**Dataset records**
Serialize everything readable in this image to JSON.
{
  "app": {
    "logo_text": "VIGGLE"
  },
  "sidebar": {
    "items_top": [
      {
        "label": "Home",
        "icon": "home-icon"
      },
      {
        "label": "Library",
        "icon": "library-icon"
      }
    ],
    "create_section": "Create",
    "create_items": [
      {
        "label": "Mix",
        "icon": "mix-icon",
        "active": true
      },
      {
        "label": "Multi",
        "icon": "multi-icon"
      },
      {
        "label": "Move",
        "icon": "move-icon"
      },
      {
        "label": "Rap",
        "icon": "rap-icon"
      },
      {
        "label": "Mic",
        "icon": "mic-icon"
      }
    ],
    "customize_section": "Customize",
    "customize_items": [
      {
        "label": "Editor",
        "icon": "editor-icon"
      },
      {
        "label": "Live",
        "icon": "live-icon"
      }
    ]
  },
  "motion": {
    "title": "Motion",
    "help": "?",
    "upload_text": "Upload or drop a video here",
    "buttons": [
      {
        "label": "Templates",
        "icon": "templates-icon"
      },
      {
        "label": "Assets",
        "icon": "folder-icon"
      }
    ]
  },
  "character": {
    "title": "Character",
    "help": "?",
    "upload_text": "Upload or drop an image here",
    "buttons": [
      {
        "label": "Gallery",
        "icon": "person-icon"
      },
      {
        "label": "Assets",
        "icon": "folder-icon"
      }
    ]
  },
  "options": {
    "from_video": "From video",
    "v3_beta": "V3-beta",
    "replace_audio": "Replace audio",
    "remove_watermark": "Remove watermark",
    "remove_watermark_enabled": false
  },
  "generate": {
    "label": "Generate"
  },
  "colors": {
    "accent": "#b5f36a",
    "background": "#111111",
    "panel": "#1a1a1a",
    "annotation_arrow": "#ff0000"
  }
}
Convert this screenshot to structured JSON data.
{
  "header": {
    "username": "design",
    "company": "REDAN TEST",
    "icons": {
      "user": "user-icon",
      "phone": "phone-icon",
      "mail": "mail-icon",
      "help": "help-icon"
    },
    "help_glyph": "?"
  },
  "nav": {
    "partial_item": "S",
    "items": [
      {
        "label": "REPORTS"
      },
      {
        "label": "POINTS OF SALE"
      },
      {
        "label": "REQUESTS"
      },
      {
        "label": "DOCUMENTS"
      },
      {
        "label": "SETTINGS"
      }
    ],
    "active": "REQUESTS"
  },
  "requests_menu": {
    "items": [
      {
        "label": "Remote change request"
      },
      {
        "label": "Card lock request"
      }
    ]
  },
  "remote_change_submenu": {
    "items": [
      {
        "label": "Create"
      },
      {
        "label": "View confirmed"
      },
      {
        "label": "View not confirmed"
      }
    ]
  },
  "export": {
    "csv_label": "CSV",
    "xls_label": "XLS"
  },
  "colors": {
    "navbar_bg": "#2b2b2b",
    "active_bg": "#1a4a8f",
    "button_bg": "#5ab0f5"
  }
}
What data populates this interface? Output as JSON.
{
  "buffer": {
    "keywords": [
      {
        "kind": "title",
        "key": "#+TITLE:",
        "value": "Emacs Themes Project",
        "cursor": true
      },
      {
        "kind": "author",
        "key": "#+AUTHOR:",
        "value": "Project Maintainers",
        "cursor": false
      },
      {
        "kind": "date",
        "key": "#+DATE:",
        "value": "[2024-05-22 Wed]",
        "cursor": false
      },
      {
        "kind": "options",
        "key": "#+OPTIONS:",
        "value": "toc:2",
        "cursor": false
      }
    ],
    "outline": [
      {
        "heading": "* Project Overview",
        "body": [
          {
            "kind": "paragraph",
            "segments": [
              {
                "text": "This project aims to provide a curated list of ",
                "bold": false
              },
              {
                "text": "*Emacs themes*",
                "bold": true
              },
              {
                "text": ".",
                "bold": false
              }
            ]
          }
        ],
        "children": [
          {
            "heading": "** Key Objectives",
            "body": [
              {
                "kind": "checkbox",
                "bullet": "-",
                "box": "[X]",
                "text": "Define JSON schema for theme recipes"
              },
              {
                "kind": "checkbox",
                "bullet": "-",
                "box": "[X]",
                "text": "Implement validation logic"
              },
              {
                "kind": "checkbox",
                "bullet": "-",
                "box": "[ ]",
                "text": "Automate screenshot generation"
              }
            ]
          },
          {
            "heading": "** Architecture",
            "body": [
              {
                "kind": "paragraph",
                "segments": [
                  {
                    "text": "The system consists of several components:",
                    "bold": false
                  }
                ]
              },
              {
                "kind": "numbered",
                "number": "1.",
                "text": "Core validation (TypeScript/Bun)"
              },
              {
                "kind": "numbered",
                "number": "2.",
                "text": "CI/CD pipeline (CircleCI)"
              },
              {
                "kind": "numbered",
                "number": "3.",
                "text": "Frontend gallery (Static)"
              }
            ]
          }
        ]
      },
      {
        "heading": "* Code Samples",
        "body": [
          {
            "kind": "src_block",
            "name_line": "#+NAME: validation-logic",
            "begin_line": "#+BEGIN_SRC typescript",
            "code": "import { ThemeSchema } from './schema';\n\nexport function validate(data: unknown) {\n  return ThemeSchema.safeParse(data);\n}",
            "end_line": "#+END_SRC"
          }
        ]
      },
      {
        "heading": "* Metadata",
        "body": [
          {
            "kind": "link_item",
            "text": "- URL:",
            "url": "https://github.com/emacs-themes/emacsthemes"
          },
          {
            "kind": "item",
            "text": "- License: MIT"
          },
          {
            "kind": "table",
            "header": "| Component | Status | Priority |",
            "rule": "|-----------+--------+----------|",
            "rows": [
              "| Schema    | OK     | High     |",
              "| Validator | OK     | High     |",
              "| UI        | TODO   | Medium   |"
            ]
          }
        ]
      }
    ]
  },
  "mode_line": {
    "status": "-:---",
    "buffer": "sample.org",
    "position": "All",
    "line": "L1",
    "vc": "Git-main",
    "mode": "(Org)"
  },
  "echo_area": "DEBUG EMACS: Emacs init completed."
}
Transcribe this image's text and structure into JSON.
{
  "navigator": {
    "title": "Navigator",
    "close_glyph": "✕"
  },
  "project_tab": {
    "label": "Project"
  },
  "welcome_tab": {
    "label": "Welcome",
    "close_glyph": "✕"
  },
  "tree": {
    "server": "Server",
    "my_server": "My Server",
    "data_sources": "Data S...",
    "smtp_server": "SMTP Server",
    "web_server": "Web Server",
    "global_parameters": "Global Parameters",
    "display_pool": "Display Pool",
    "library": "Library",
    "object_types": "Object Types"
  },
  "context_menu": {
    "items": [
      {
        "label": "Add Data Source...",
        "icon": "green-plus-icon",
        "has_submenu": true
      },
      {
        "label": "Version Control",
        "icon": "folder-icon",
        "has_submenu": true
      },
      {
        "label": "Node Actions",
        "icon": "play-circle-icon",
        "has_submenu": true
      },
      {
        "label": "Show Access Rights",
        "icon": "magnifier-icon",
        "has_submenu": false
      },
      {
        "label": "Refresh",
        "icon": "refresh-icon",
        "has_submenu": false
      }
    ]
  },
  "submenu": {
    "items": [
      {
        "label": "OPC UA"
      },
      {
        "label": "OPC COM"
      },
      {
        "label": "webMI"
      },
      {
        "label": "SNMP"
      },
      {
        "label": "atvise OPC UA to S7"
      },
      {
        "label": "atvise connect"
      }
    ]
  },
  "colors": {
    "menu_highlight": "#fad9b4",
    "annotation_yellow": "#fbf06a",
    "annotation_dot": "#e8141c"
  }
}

**Goal**
Recopy the whole listing exactly.

**Task result**
Serialize everything readable in this image to JSON.
{
  "app": {
    "logo_text": "VIGGLE"
  },
  "sidebar": {
    "items_top": [
      {
        "label": "Home",
        "icon": "home-icon"
      },
      {
        "label": "Library",
        "icon": "library-icon"
      }
    ],
    "create_section": "Create",
    "create_items": [
      {
        "label": "Mix",
        "icon": "mix-icon",
        "active": true
      },
      {
        "label": "Multi",
        "icon": "multi-icon"
      },
      {
        "label": "Move",
        "icon": "move-icon"
      },
      {
        "label": "Rap",
        "icon": "rap-icon"
      },
      {
        "label": "Mic",
        "icon": "mic-icon"
      }
    ],
    "customize_section": "Customize",
    "customize_items": [
      {
        "label": "Editor",
        "icon": "editor-icon"
      },
      {
        "label": "Live",
        "icon": "live-icon"
      }
    ]
  },
  "motion": {
    "title": "Motion",
    "help": "?",
    "upload_text": "Upload or drop a video here",
    "buttons": [
      {
        "label": "Templates",
        "icon": "templates-icon"
      },
      {
        "label": "Assets",
        "icon": "folder-icon"
      }
    ]
  },
  "character": {
    "title": "Character",
    "help": "?",
    "upload_text": "Upload or drop an image here",
    "buttons": [
      {
        "label": "Gallery",
        "icon": "person-icon"
      },
      {
        "label": "Assets",
        "icon": "folder-icon"
      }
    ]
  },
  "options": {
    "from_video": "From video",
    "v3_beta": "V3-beta",
    "replace_audio": "Replace audio",
    "remove_watermark": "Remove watermark",
    "remove_watermark_enabled": false
  },
  "generate": {
    "label": "Generate"
  },
  "colors": {
    "accent": "#b5f36a",
    "background": "#111111",
    "panel": "#1a1a1a",
    "annotation_arrow": "#ff0000"
  }
}
Convert this screenshot to structured JSON data.
{
  "header": {
    "username": "design",
    "company": "REDAN TEST",
    "icons": {
      "user": "user-icon",
      "phone": "phone-icon",
      "mail": "mail-icon",
      "help": "help-icon"
    },
    "help_glyph": "?"
  },
  "nav": {
    "partial_item": "S",
    "items": [
      {
        "label": "REPORTS"
      },
      {
        "label": "POINTS OF SALE"
      },
      {
        "label": "REQUESTS"
      },
      {
        "label": "DOCUMENTS"
      },
      {
        "label": "SETTINGS"
      }
    ],
    "active": "REQUESTS"
  },
  "requests_menu": {
    "items": [
      {
        "label": "Remote change request"
      },
      {
        "label": "Card lock request"
      }
    ]
  },
  "remote_change_submenu": {
    "items": [
      {
        "label": "Create"
      },
      {
        "label": "View confirmed"
      },
      {
        "label": "View not confirmed"
      }
    ]
  },
  "export": {
    "csv_label": "CSV",
    "xls_label": "XLS"
  },
  "colors": {
    "navbar_bg": "#2b2b2b",
    "active_bg": "#1a4a8f",
    "button_bg": "#5ab0f5"
  }
}
What data populates this interface? Output as JSON.
{
  "buffer": {
    "keywords": [
      {
        "kind": "title",
        "key": "#+TITLE:",
        "value": "Emacs Themes Project",
        "cursor": true
      },
      {
        "kind": "author",
        "key": "#+AUTHOR:",
        "value": "Project Maintainers",
        "cursor": false
      },
      {
        "kind": "date",
        "key": "#+DATE:",
        "value": "[2024-05-22 Wed]",
        "cursor": false
      },
      {
        "kind": "options",
        "key": "#+OPTIONS:",
        "value": "toc:2",
        "cursor": false
      }
    ],
    "outline": [
      {
        "heading": "* Project Overview",
        "body": [
          {
            "kind": "paragraph",
            "segments": [
              {
                "text": "This project aims to provide a curated list of ",
                "bold": false
              },
              {
                "text": "*Emacs themes*",
                "bold": true
              },
              {
                "text": ".",
                "bold": false
              }
            ]
          }
        ],
        "children": [
          {
            "heading": "** Key Objectives",
            "body": [
              {
                "kind": "checkbox",
                "bullet": "-",
                "box": "[X]",
                "text": "Define JSON schema for theme recipes"
              },
              {
                "kind": "checkbox",
                "bullet": "-",
                "box": "[X]",
                "text": "Implement validation logic"
              },
              {
                "kind": "checkbox",
                "bullet": "-",
                "box": "[ ]",
                "text": "Automate screenshot generation"
              }
            ]
          },
          {
            "heading": "** Architecture",
            "body": [
              {
                "kind": "paragraph",
                "segments": [
                  {
                    "text": "The system consists of several components:",
                    "bold": false
                  }
                ]
              },
              {
                "kind": "numbered",
                "number": "1.",
                "text": "Core validation (TypeScript/Bun)"
              },
              {
                "kind": "numbered",
                "number": "2.",
                "text": "CI/CD pipeline (CircleCI)"
              },
              {
                "kind": "numbered",
                "number": "3.",
                "text": "Frontend gallery (Static)"
              }
            ]
          }
        ]
      },
      {
        "heading": "* Code Samples",
        "body": [
          {
            "kind": "src_block",
            "name_line": "#+NAME: validation-logic",
            "begin_line": "#+BEGIN_SRC typescript",
            "code": "import { ThemeSchema } from './schema';\n\nexport function validate(data: unknown) {\n  return ThemeSchema.safeParse(data);\n}",
            "end_line": "#+END_SRC"
          }
        ]
      },
      {
        "heading": "* Metadata",
        "body": [
          {
            "kind": "link_item",
            "text": "- URL:",
            "url": "https://github.com/emacs-themes/emacsthemes"
          },
          {
            "kind": "item",
            "text": "- License: MIT"
          },
          {
            "kind": "table",
            "header": "| Component | Status | Priority |",
            "rule": "|-----------+--------+----------|",
            "rows": [
              "| Schema    | OK     | High     |",
              "| Validator | OK     | High     |",
              "| UI        | TODO   | Medium   |"
            ]
          }
        ]
      }
    ]
  },
  "mode_line": {
    "status": "-:---",
    "buffer": "sample.org",
    "position": "All",
    "line": "L1",
    "vc": "Git-main",
    "mode": "(Org)"
  },
  "echo_area": "DEBUG EMACS: Emacs init completed."
}
Transcribe this image's text and structure into JSON.
{
  "navigator": {
    "title": "Navigator",
    "close_glyph": "✕"
  },
  "project_tab": {
    "label": "Project"
  },
  "welcome_tab": {
    "label": "Welcome",
    "close_glyph": "✕"
  },
  "tree": {
    "server": "Server",
    "my_server": "My Server",
    "data_sources": "Data S...",
    "smtp_server": "SMTP Server",
    "web_server": "Web Server",
    "global_parameters": "Global Parameters",
    "display_pool": "Display Pool",
    "library": "Library",
    "object_types": "Object Types"
  },
  "context_menu": {
    "items": [
      {
        "label": "Add Data Source...",
        "icon": "green-plus-icon",
        "has_submenu": true
      },
      {
        "label": "Version Control",
        "icon": "folder-icon",
        "has_submenu": true
      },
      {
        "label": "Node Actions",
        "icon": "play-circle-icon",
        "has_submenu": true
      },
      {
        "label": "Show Access Rights",
        "icon": "magnifier-icon",
        "has_submenu": false
      },
      {
        "label": "Refresh",
        "icon": "refresh-icon",
        "has_submenu": false
      }
    ]
  },
  "submenu": {
    "items": [
      {
        "label": "OPC UA"
      },
      {
        "label": "OPC COM"
      },
      {
        "label": "webMI"
      },
      {
        "label": "SNMP"
      },
      {
        "label": "atvise OPC UA to S7"
      },
      {
        "label": "atvise connect"
      }
    ]
  },
  "colors": {
    "menu_highlight": "#fad9b4",
    "annotation_yellow": "#fbf06a",
    "annotation_dot": "#e8141c"
  }
}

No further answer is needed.